## Do this
The records below are to be copied word for word, with every picture left out.

## Data
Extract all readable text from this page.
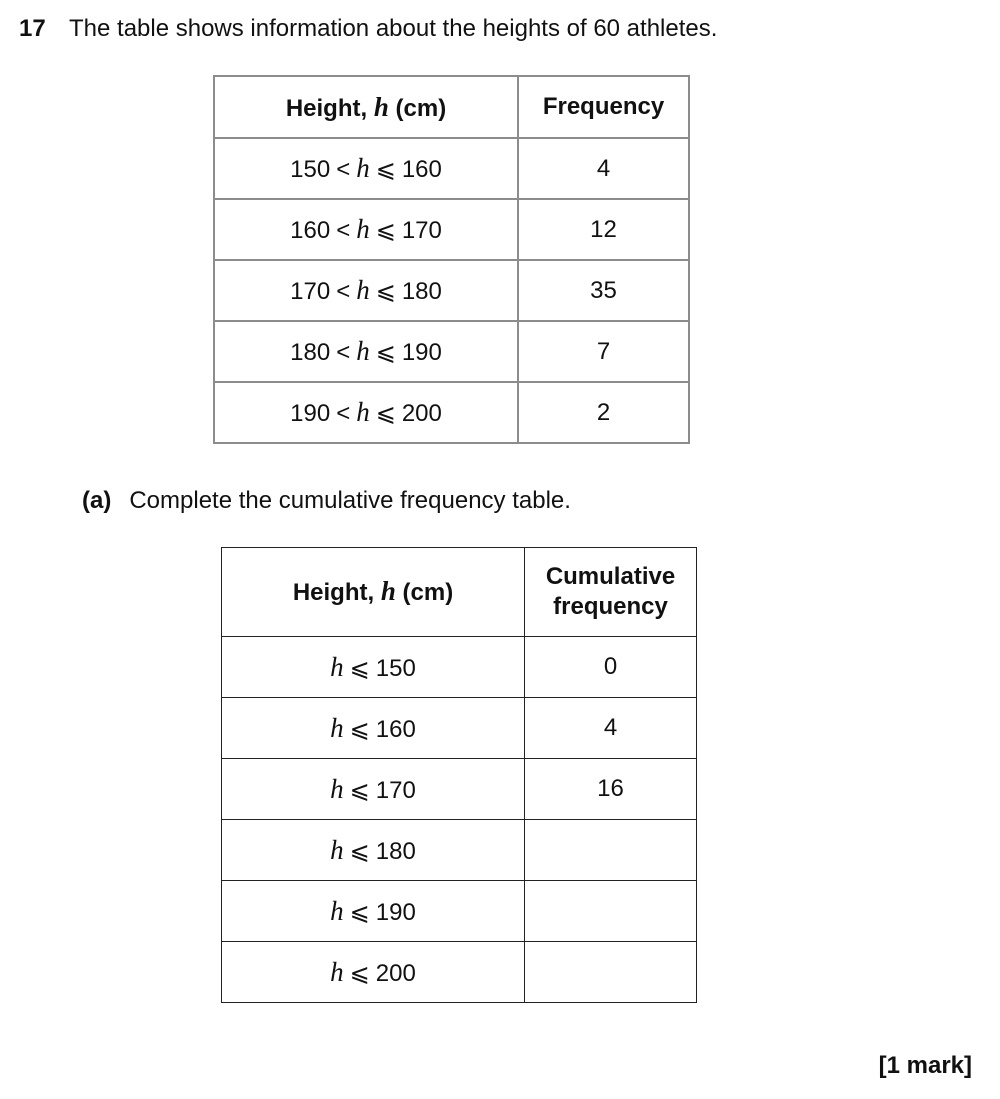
17 The table shows information about the heights of 60 athletes.
Height, h (cm)	Frequency
150 < h ⩽ 160	4
160 < h ⩽ 170	12
170 < h ⩽ 180	35
180 < h ⩽ 190	7
190 < h ⩽ 200	2
(a) Complete the cumulative frequency table.
Height, h (cm)	Cumulative
frequency
h ⩽ 150	0
h ⩽ 160	4
h ⩽ 170	16
h ⩽ 180	
h ⩽ 190	
h ⩽ 200	
[1 mark]
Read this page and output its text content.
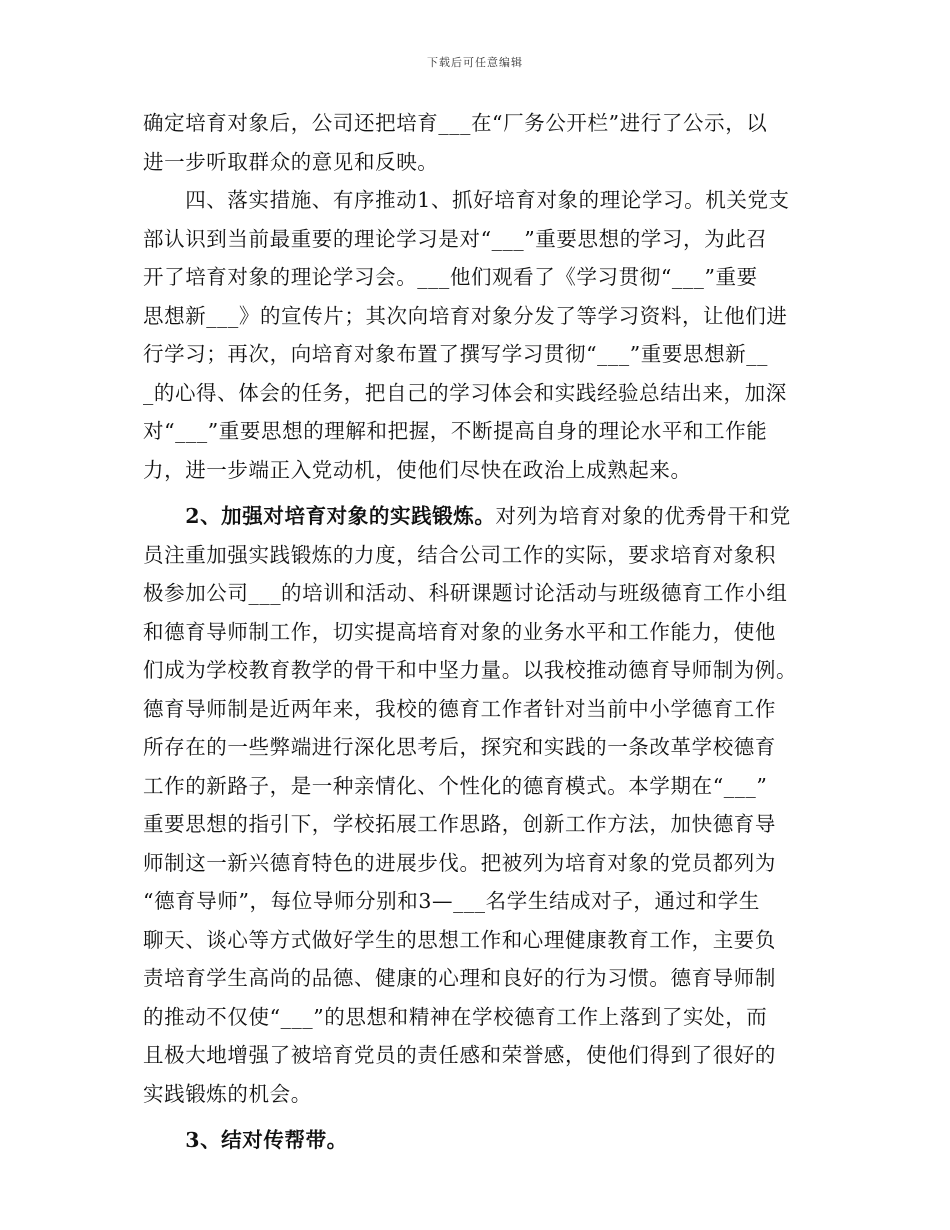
下载后可任意编辑
确定培育对象后，公司还把培育___在“厂务公开栏”进行了公示，以
进一步听取群众的意见和反映。
　　四、落实措施、有序推动1、抓好培育对象的理论学习。机关党支
部认识到当前最重要的理论学习是对“___”重要思想的学习，为此召
开了培育对象的理论学习会。___他们观看了《学习贯彻“___”重要
思想新___》的宣传片；其次向培育对象分发了等学习资料，让他们进
行学习；再次，向培育对象布置了撰写学习贯彻“___”重要思想新__
_的心得、体会的任务，把自己的学习体会和实践经验总结出来，加深
对“___”重要思想的理解和把握，不断提高自身的理论水平和工作能
力，进一步端正入党动机，使他们尽快在政治上成熟起来。
　　2、加强对培育对象的实践锻炼。对列为培育对象的优秀骨干和党
员注重加强实践锻炼的力度，结合公司工作的实际，要求培育对象积
极参加公司___的培训和活动、科研课题讨论活动与班级德育工作小组
和德育导师制工作，切实提高培育对象的业务水平和工作能力，使他
们成为学校教育教学的骨干和中坚力量。以我校推动德育导师制为例。
德育导师制是近两年来，我校的德育工作者针对当前中小学德育工作
所存在的一些弊端进行深化思考后，探究和实践的一条改革学校德育
工作的新路子，是一种亲情化、个性化的德育模式。本学期在“___”
重要思想的指引下，学校拓展工作思路，创新工作方法，加快德育导
师制这一新兴德育特色的进展步伐。把被列为培育对象的党员都列为
“德育导师”，每位导师分别和3—___名学生结成对子，通过和学生
聊天、谈心等方式做好学生的思想工作和心理健康教育工作，主要负
责培育学生高尚的品德、健康的心理和良好的行为习惯。德育导师制
的推动不仅使“___”的思想和精神在学校德育工作上落到了实处，而
且极大地增强了被培育党员的责任感和荣誉感，使他们得到了很好的
实践锻炼的机会。
　　3、结对传帮带。
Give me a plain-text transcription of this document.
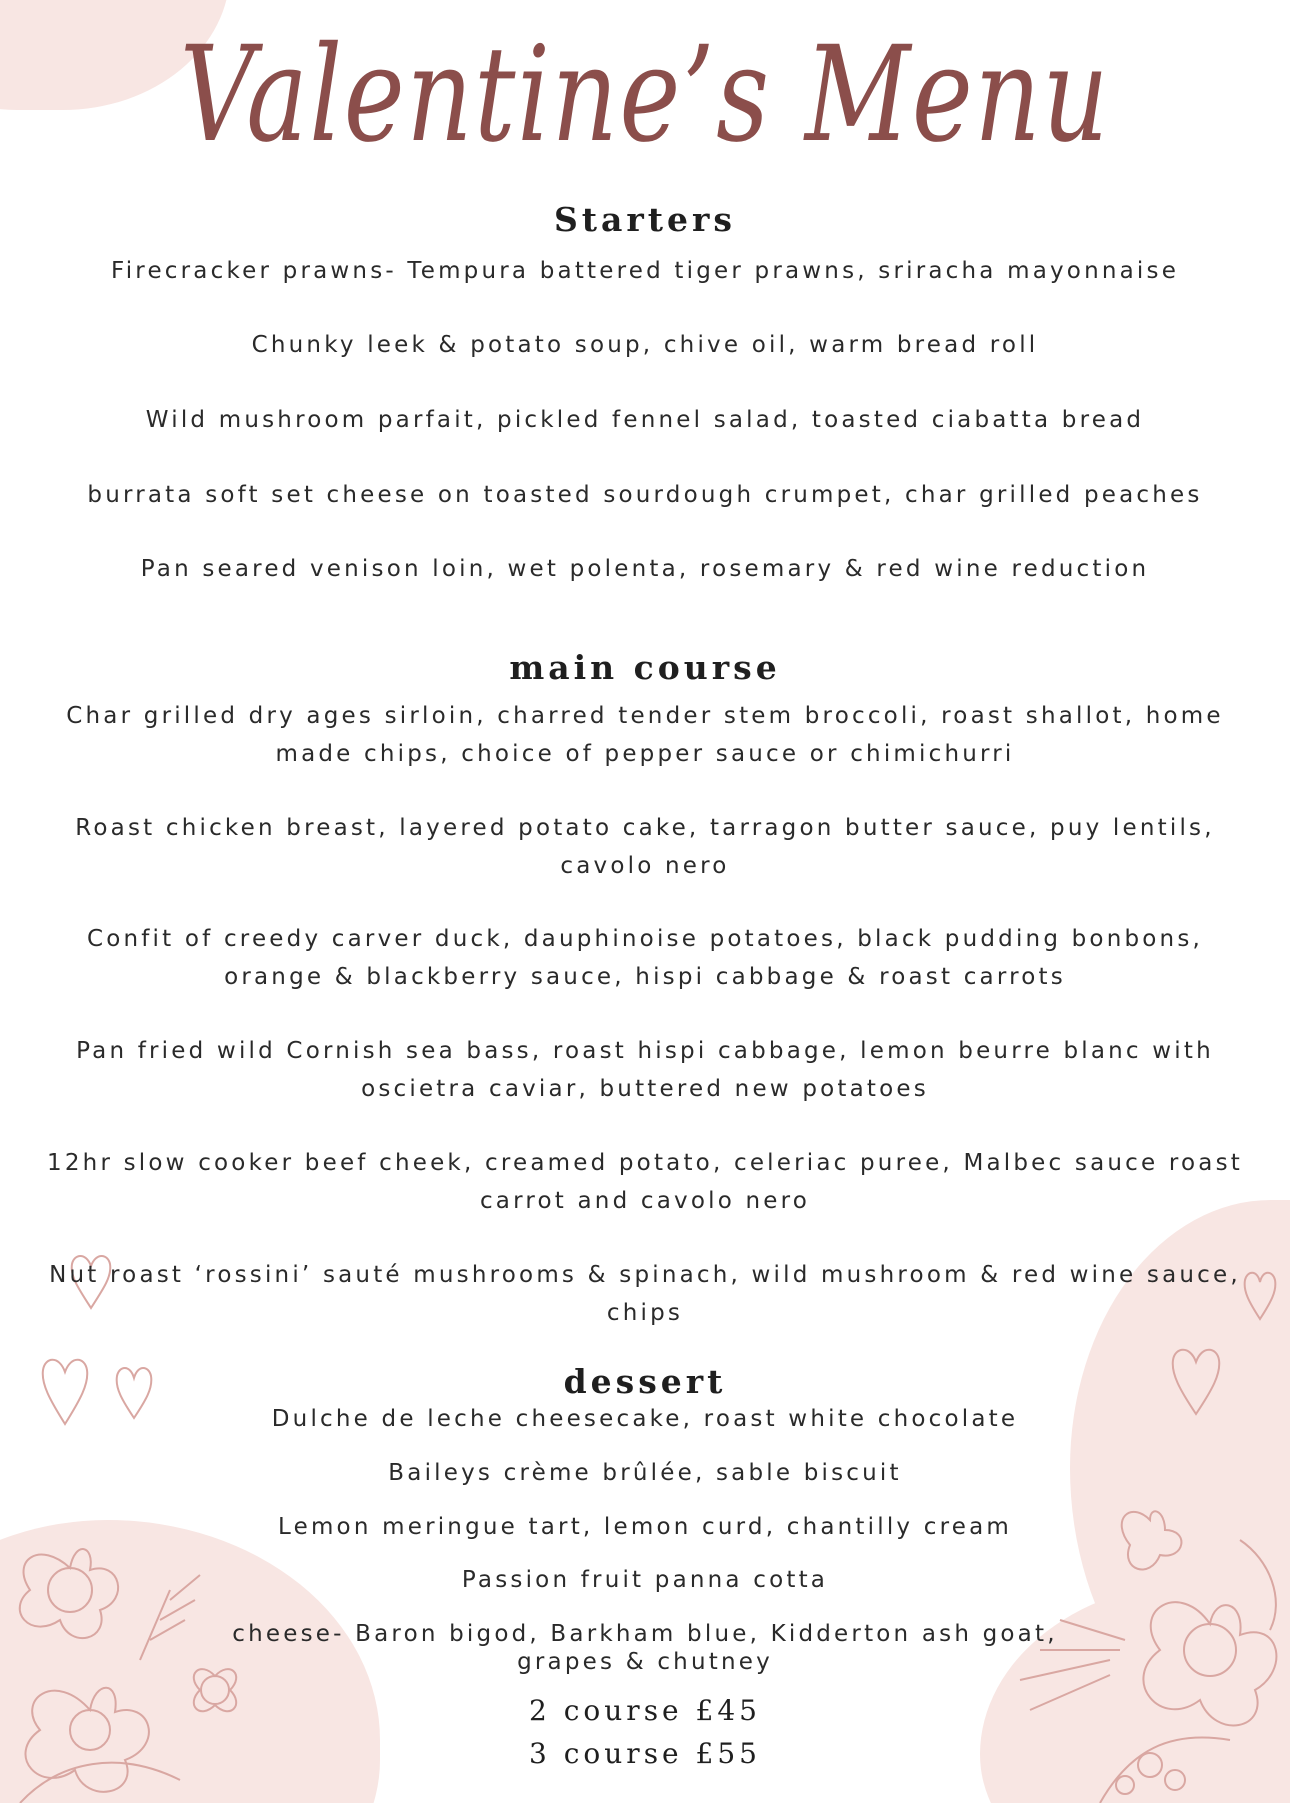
Valentine’s Menu
Starters

Firecracker prawns- Tempura battered tiger prawns, sriracha mayonnaise

Chunky leek & potato soup, chive oil, warm bread roll

Wild mushroom parfait, pickled fennel salad, toasted ciabatta bread

burrata soft set cheese on toasted sourdough crumpet, char grilled peaches

Pan seared venison loin, wet polenta, rosemary & red wine reduction

main course

Char grilled dry ages sirloin, charred tender stem broccoli, roast shallot, home

made chips, choice of pepper sauce or chimichurri

Roast chicken breast, layered potato cake, tarragon butter sauce, puy lentils,

cavolo nero

Confit of creedy carver duck, dauphinoise potatoes, black pudding bonbons,

orange & blackberry sauce, hispi cabbage & roast carrots

Pan fried wild Cornish sea bass, roast hispi cabbage, lemon beurre blanc with

oscietra caviar, buttered new potatoes

12hr slow cooker beef cheek, creamed potato, celeriac puree, Malbec sauce roast

carrot and cavolo nero

Nut roast ‘rossini’ sauté mushrooms & spinach, wild mushroom & red wine sauce,

chips

dessert

Dulche de leche cheesecake, roast white chocolate

Baileys crème brûlée, sable biscuit

Lemon meringue tart, lemon curd, chantilly cream

Passion fruit panna cotta

cheese- Baron bigod, Barkham blue, Kidderton ash goat,

grapes & chutney

2 course £45
3 course £55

## Reply
Extract all readable text from this page.
17 The table shows information about the heights of 60 athletes.
Height, h (cm)	Frequency
150 < h ⩽ 160	4
160 < h ⩽ 170	12
170 < h ⩽ 180	35
180 < h ⩽ 190	7
190 < h ⩽ 200	2
(a) Complete the cumulative frequency table.
Height, h (cm)	Cumulative
frequency
h ⩽ 150	0
h ⩽ 160	4
h ⩽ 170	16
h ⩽ 180	
h ⩽ 190	
h ⩽ 200	
[1 mark]
Read this page and output its text content.
下载后可任意编辑
确定培育对象后，公司还把培育___在“厂务公开栏”进行了公示，以
进一步听取群众的意见和反映。
　　四、落实措施、有序推动1、抓好培育对象的理论学习。机关党支
部认识到当前最重要的理论学习是对“___”重要思想的学习，为此召
开了培育对象的理论学习会。___他们观看了《学习贯彻“___”重要
思想新___》的宣传片；其次向培育对象分发了等学习资料，让他们进
行学习；再次，向培育对象布置了撰写学习贯彻“___”重要思想新__
_的心得、体会的任务，把自己的学习体会和实践经验总结出来，加深
对“___”重要思想的理解和把握，不断提高自身的理论水平和工作能
力，进一步端正入党动机，使他们尽快在政治上成熟起来。
　　2、加强对培育对象的实践锻炼。对列为培育对象的优秀骨干和党
员注重加强实践锻炼的力度，结合公司工作的实际，要求培育对象积
极参加公司___的培训和活动、科研课题讨论活动与班级德育工作小组
和德育导师制工作，切实提高培育对象的业务水平和工作能力，使他
们成为学校教育教学的骨干和中坚力量。以我校推动德育导师制为例。
德育导师制是近两年来，我校的德育工作者针对当前中小学德育工作
所存在的一些弊端进行深化思考后，探究和实践的一条改革学校德育
工作的新路子，是一种亲情化、个性化的德育模式。本学期在“___”
重要思想的指引下，学校拓展工作思路，创新工作方法，加快德育导
师制这一新兴德育特色的进展步伐。把被列为培育对象的党员都列为
“德育导师”，每位导师分别和3—___名学生结成对子，通过和学生
聊天、谈心等方式做好学生的思想工作和心理健康教育工作，主要负
责培育学生高尚的品德、健康的心理和良好的行为习惯。德育导师制
的推动不仅使“___”的思想和精神在学校德育工作上落到了实处，而
且极大地增强了被培育党员的责任感和荣誉感，使他们得到了很好的
实践锻炼的机会。
　　3、结对传帮带。
Give me a plain-text transcription of this document.
Valentine’s Menu
Starters

Firecracker prawns- Tempura battered tiger prawns, sriracha mayonnaise

Chunky leek & potato soup, chive oil, warm bread roll

Wild mushroom parfait, pickled fennel salad, toasted ciabatta bread

burrata soft set cheese on toasted sourdough crumpet, char grilled peaches

Pan seared venison loin, wet polenta, rosemary & red wine reduction

main course

Char grilled dry ages sirloin, charred tender stem broccoli, roast shallot, home

made chips, choice of pepper sauce or chimichurri

Roast chicken breast, layered potato cake, tarragon butter sauce, puy lentils,

cavolo nero

Confit of creedy carver duck, dauphinoise potatoes, black pudding bonbons,

orange & blackberry sauce, hispi cabbage & roast carrots

Pan fried wild Cornish sea bass, roast hispi cabbage, lemon beurre blanc with

oscietra caviar, buttered new potatoes

12hr slow cooker beef cheek, creamed potato, celeriac puree, Malbec sauce roast

carrot and cavolo nero

Nut roast ‘rossini’ sauté mushrooms & spinach, wild mushroom & red wine sauce,

chips

dessert

Dulche de leche cheesecake, roast white chocolate

Baileys crème brûlée, sable biscuit

Lemon meringue tart, lemon curd, chantilly cream

Passion fruit panna cotta

cheese- Baron bigod, Barkham blue, Kidderton ash goat,

grapes & chutney

2 course £45
3 course £55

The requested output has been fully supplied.